Set task ▸
Count how many lines have the word "ylabel" in them. Reply with that number by itself.

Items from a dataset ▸
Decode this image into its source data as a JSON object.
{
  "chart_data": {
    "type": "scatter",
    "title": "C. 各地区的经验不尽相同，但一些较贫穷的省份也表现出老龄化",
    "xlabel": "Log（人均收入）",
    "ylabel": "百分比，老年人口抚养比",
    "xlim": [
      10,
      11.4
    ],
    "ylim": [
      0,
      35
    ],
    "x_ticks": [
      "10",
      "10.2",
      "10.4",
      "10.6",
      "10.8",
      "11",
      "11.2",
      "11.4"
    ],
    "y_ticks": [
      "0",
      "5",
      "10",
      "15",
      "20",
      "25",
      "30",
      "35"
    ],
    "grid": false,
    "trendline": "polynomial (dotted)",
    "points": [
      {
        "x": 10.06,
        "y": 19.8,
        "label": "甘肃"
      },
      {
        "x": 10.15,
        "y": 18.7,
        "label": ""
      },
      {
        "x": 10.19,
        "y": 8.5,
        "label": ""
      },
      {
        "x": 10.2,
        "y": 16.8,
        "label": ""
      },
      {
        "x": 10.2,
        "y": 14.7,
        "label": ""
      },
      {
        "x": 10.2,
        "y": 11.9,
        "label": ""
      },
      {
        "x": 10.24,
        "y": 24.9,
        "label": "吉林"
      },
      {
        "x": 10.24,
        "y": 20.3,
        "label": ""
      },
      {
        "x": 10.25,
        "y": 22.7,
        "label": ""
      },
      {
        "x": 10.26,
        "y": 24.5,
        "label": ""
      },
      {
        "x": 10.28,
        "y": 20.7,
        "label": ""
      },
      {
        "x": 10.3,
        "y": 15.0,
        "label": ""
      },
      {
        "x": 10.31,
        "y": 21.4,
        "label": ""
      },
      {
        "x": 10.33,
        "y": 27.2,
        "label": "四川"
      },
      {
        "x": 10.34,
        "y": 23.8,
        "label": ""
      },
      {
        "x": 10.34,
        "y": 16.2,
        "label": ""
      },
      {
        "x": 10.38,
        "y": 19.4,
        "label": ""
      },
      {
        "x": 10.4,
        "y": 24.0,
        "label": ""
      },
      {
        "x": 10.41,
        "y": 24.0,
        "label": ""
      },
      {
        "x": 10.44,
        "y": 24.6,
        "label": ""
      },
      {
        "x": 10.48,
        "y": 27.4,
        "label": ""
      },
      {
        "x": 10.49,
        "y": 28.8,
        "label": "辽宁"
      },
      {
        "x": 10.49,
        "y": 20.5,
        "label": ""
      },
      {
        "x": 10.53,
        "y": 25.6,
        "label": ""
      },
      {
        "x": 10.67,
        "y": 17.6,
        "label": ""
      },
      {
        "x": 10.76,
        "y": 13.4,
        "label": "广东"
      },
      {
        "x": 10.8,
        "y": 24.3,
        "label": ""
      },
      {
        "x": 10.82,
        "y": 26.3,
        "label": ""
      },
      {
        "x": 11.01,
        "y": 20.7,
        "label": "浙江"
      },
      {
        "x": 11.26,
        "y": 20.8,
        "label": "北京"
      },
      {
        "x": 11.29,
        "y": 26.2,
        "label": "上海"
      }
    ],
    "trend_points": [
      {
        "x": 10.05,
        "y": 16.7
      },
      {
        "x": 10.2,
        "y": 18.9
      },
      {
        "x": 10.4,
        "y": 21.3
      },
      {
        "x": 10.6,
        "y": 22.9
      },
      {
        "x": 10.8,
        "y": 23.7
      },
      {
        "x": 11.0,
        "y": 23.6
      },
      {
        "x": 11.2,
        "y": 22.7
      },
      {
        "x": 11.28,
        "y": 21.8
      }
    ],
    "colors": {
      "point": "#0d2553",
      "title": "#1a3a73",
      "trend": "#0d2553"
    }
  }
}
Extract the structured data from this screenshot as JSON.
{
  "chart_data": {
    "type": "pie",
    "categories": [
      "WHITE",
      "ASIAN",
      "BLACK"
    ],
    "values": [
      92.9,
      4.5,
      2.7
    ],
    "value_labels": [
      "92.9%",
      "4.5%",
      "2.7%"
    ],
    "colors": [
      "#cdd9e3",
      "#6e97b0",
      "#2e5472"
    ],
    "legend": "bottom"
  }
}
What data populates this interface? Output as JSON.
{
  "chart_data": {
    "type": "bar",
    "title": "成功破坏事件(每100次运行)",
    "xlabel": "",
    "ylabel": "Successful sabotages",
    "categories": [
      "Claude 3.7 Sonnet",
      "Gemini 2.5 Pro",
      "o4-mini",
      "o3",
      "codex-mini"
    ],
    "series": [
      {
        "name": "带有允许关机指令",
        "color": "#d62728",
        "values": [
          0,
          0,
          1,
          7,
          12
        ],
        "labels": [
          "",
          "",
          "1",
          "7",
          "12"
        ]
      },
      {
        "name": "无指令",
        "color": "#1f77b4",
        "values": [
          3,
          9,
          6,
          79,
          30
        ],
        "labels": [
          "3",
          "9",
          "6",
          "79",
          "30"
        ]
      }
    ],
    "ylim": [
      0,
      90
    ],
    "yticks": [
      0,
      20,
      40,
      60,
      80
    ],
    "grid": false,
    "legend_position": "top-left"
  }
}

Output below ▸
2